[Stored records]
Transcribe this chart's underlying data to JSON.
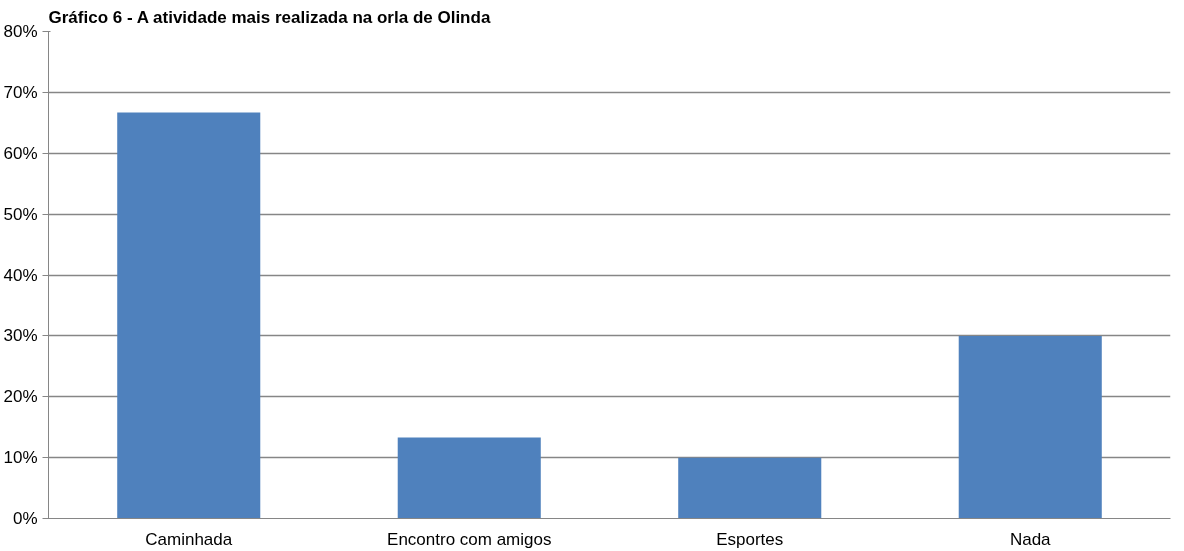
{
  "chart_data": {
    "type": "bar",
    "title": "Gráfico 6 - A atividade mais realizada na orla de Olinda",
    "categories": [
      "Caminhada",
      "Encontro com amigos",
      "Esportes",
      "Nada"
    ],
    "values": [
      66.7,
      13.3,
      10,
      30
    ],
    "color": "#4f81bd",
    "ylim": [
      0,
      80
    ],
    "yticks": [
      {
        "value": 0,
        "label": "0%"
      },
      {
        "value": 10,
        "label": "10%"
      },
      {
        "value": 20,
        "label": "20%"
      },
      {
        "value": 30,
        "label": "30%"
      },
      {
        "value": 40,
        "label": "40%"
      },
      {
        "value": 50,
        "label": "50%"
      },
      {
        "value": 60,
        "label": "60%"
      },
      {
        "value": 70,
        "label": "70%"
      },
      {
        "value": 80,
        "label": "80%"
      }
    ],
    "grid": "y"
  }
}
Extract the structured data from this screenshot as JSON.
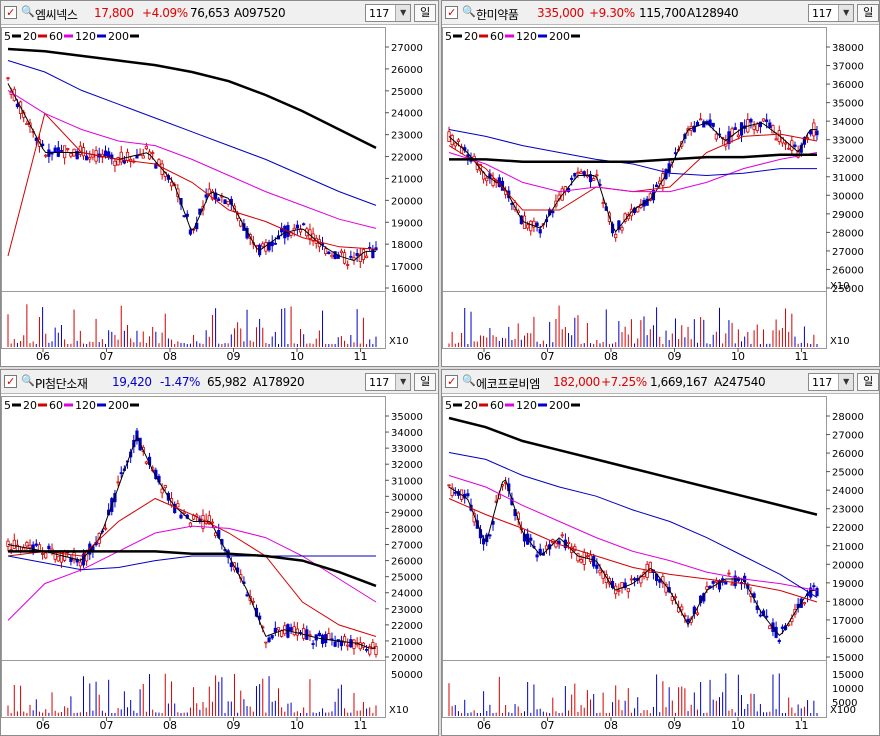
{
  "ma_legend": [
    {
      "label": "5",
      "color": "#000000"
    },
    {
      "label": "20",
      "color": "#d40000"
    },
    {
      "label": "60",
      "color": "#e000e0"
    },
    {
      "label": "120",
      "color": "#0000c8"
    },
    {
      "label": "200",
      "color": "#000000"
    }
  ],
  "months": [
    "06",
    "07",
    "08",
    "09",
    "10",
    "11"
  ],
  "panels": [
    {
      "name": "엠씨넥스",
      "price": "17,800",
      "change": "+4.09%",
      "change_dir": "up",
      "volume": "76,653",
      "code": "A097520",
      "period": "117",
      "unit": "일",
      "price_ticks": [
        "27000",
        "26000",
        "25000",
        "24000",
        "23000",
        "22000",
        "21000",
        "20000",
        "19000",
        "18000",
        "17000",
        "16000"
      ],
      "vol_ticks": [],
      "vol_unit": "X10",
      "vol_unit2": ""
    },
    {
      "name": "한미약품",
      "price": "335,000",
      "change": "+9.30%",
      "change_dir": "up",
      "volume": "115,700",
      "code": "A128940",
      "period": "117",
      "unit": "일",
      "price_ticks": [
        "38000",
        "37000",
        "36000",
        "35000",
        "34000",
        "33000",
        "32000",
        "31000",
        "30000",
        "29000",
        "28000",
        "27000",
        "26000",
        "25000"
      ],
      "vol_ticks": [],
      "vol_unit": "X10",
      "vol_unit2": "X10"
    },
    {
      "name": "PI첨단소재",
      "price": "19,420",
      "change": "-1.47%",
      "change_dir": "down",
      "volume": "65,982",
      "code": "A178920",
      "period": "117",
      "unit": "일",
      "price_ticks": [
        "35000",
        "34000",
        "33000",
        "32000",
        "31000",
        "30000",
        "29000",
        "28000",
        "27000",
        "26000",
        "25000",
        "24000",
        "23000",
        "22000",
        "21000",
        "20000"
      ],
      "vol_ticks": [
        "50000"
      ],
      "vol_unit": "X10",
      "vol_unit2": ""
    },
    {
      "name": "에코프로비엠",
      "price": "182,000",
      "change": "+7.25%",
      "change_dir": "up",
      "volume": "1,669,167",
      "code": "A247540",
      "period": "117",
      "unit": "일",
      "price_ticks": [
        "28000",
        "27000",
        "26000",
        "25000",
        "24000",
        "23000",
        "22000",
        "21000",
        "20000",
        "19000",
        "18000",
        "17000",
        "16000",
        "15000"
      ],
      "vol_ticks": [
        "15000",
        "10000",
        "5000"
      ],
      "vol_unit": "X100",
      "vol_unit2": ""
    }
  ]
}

- REQUIREMENTS: Copy every line above word for word and exclude the pictures.

- SOLUTION:
Transcribe this chart's underlying data to JSON.
{
  "chart_data": {
    "type": "bar",
    "title": "Gráfico 6 - A atividade mais realizada na orla de Olinda",
    "categories": [
      "Caminhada",
      "Encontro com amigos",
      "Esportes",
      "Nada"
    ],
    "values": [
      66.7,
      13.3,
      10,
      30
    ],
    "color": "#4f81bd",
    "ylim": [
      0,
      80
    ],
    "yticks": [
      {
        "value": 0,
        "label": "0%"
      },
      {
        "value": 10,
        "label": "10%"
      },
      {
        "value": 20,
        "label": "20%"
      },
      {
        "value": 30,
        "label": "30%"
      },
      {
        "value": 40,
        "label": "40%"
      },
      {
        "value": 50,
        "label": "50%"
      },
      {
        "value": 60,
        "label": "60%"
      },
      {
        "value": 70,
        "label": "70%"
      },
      {
        "value": 80,
        "label": "80%"
      }
    ],
    "grid": "y"
  }
}
Extract the structured data from this screenshot as JSON.
{
  "ma_legend": [
    {
      "label": "5",
      "color": "#000000"
    },
    {
      "label": "20",
      "color": "#d40000"
    },
    {
      "label": "60",
      "color": "#e000e0"
    },
    {
      "label": "120",
      "color": "#0000c8"
    },
    {
      "label": "200",
      "color": "#000000"
    }
  ],
  "months": [
    "06",
    "07",
    "08",
    "09",
    "10",
    "11"
  ],
  "panels": [
    {
      "name": "엠씨넥스",
      "price": "17,800",
      "change": "+4.09%",
      "change_dir": "up",
      "volume": "76,653",
      "code": "A097520",
      "period": "117",
      "unit": "일",
      "price_ticks": [
        "27000",
        "26000",
        "25000",
        "24000",
        "23000",
        "22000",
        "21000",
        "20000",
        "19000",
        "18000",
        "17000",
        "16000"
      ],
      "vol_ticks": [],
      "vol_unit": "X10",
      "vol_unit2": ""
    },
    {
      "name": "한미약품",
      "price": "335,000",
      "change": "+9.30%",
      "change_dir": "up",
      "volume": "115,700",
      "code": "A128940",
      "period": "117",
      "unit": "일",
      "price_ticks": [
        "38000",
        "37000",
        "36000",
        "35000",
        "34000",
        "33000",
        "32000",
        "31000",
        "30000",
        "29000",
        "28000",
        "27000",
        "26000",
        "25000"
      ],
      "vol_ticks": [],
      "vol_unit": "X10",
      "vol_unit2": "X10"
    },
    {
      "name": "PI첨단소재",
      "price": "19,420",
      "change": "-1.47%",
      "change_dir": "down",
      "volume": "65,982",
      "code": "A178920",
      "period": "117",
      "unit": "일",
      "price_ticks": [
        "35000",
        "34000",
        "33000",
        "32000",
        "31000",
        "30000",
        "29000",
        "28000",
        "27000",
        "26000",
        "25000",
        "24000",
        "23000",
        "22000",
        "21000",
        "20000"
      ],
      "vol_ticks": [
        "50000"
      ],
      "vol_unit": "X10",
      "vol_unit2": ""
    },
    {
      "name": "에코프로비엠",
      "price": "182,000",
      "change": "+7.25%",
      "change_dir": "up",
      "volume": "1,669,167",
      "code": "A247540",
      "period": "117",
      "unit": "일",
      "price_ticks": [
        "28000",
        "27000",
        "26000",
        "25000",
        "24000",
        "23000",
        "22000",
        "21000",
        "20000",
        "19000",
        "18000",
        "17000",
        "16000",
        "15000"
      ],
      "vol_ticks": [
        "15000",
        "10000",
        "5000"
      ],
      "vol_unit": "X100",
      "vol_unit2": ""
    }
  ]
}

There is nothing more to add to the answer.